_Exercise brief_
Copy the data precisely, keeping every character.

───── Material to process

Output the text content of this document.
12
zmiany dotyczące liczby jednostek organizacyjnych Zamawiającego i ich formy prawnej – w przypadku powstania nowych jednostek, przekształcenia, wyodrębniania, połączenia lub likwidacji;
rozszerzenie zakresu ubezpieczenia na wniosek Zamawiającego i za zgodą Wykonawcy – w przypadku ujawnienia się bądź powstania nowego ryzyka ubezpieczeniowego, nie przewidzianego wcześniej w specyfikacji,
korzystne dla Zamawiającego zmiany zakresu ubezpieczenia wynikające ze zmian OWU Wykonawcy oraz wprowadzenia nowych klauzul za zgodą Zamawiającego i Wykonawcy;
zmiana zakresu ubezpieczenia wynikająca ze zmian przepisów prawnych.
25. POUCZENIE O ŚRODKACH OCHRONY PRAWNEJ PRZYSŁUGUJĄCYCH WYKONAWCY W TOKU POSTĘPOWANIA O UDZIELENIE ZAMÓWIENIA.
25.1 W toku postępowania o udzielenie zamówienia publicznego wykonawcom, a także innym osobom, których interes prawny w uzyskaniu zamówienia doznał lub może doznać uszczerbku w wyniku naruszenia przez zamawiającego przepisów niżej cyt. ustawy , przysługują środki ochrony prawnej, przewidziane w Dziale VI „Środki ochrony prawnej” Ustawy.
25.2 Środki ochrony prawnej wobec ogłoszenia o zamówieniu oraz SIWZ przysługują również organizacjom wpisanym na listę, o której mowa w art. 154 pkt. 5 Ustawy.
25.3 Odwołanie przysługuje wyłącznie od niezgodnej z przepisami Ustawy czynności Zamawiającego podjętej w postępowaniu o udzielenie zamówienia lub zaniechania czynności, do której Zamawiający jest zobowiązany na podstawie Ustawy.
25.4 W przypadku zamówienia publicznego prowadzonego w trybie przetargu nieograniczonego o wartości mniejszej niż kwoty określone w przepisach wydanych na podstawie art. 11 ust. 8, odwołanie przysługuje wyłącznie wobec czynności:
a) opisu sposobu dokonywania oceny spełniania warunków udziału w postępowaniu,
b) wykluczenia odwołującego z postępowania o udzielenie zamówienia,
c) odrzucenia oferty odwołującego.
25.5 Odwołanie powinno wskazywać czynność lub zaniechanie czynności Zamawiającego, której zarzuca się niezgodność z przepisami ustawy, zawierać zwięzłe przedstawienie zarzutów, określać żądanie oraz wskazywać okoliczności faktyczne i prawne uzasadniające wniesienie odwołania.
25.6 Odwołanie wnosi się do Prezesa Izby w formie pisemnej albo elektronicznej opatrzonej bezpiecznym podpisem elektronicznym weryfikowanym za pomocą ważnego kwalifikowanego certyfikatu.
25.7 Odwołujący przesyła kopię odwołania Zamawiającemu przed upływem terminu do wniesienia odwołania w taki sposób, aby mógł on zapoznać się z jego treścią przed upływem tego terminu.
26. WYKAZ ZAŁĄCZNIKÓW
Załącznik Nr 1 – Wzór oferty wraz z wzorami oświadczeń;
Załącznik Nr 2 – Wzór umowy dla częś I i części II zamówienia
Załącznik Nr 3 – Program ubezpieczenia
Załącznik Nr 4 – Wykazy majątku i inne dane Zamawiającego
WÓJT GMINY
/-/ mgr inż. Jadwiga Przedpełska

──────────

_Output of the exercise_
Output the text content of this document.
12
zmiany dotyczące liczby jednostek organizacyjnych Zamawiającego i ich formy prawnej – w przypadku powstania nowych jednostek, przekształcenia, wyodrębniania, połączenia lub likwidacji;
rozszerzenie zakresu ubezpieczenia na wniosek Zamawiającego i za zgodą Wykonawcy – w przypadku ujawnienia się bądź powstania nowego ryzyka ubezpieczeniowego, nie przewidzianego wcześniej w specyfikacji,
korzystne dla Zamawiającego zmiany zakresu ubezpieczenia wynikające ze zmian OWU Wykonawcy oraz wprowadzenia nowych klauzul za zgodą Zamawiającego i Wykonawcy;
zmiana zakresu ubezpieczenia wynikająca ze zmian przepisów prawnych.
25. POUCZENIE O ŚRODKACH OCHRONY PRAWNEJ PRZYSŁUGUJĄCYCH WYKONAWCY W TOKU POSTĘPOWANIA O UDZIELENIE ZAMÓWIENIA.
25.1 W toku postępowania o udzielenie zamówienia publicznego wykonawcom, a także innym osobom, których interes prawny w uzyskaniu zamówienia doznał lub może doznać uszczerbku w wyniku naruszenia przez zamawiającego przepisów niżej cyt. ustawy , przysługują środki ochrony prawnej, przewidziane w Dziale VI „Środki ochrony prawnej” Ustawy.
25.2 Środki ochrony prawnej wobec ogłoszenia o zamówieniu oraz SIWZ przysługują również organizacjom wpisanym na listę, o której mowa w art. 154 pkt. 5 Ustawy.
25.3 Odwołanie przysługuje wyłącznie od niezgodnej z przepisami Ustawy czynności Zamawiającego podjętej w postępowaniu o udzielenie zamówienia lub zaniechania czynności, do której Zamawiający jest zobowiązany na podstawie Ustawy.
25.4 W przypadku zamówienia publicznego prowadzonego w trybie przetargu nieograniczonego o wartości mniejszej niż kwoty określone w przepisach wydanych na podstawie art. 11 ust. 8, odwołanie przysługuje wyłącznie wobec czynności:
a) opisu sposobu dokonywania oceny spełniania warunków udziału w postępowaniu,
b) wykluczenia odwołującego z postępowania o udzielenie zamówienia,
c) odrzucenia oferty odwołującego.
25.5 Odwołanie powinno wskazywać czynność lub zaniechanie czynności Zamawiającego, której zarzuca się niezgodność z przepisami ustawy, zawierać zwięzłe przedstawienie zarzutów, określać żądanie oraz wskazywać okoliczności faktyczne i prawne uzasadniające wniesienie odwołania.
25.6 Odwołanie wnosi się do Prezesa Izby w formie pisemnej albo elektronicznej opatrzonej bezpiecznym podpisem elektronicznym weryfikowanym za pomocą ważnego kwalifikowanego certyfikatu.
25.7 Odwołujący przesyła kopię odwołania Zamawiającemu przed upływem terminu do wniesienia odwołania w taki sposób, aby mógł on zapoznać się z jego treścią przed upływem tego terminu.
26. WYKAZ ZAŁĄCZNIKÓW
Załącznik Nr 1 – Wzór oferty wraz z wzorami oświadczeń;
Załącznik Nr 2 – Wzór umowy dla częś I i części II zamówienia
Załącznik Nr 3 – Program ubezpieczenia
Załącznik Nr 4 – Wykazy majątku i inne dane Zamawiającego
WÓJT GMINY
/-/ mgr inż. Jadwiga Przedpełska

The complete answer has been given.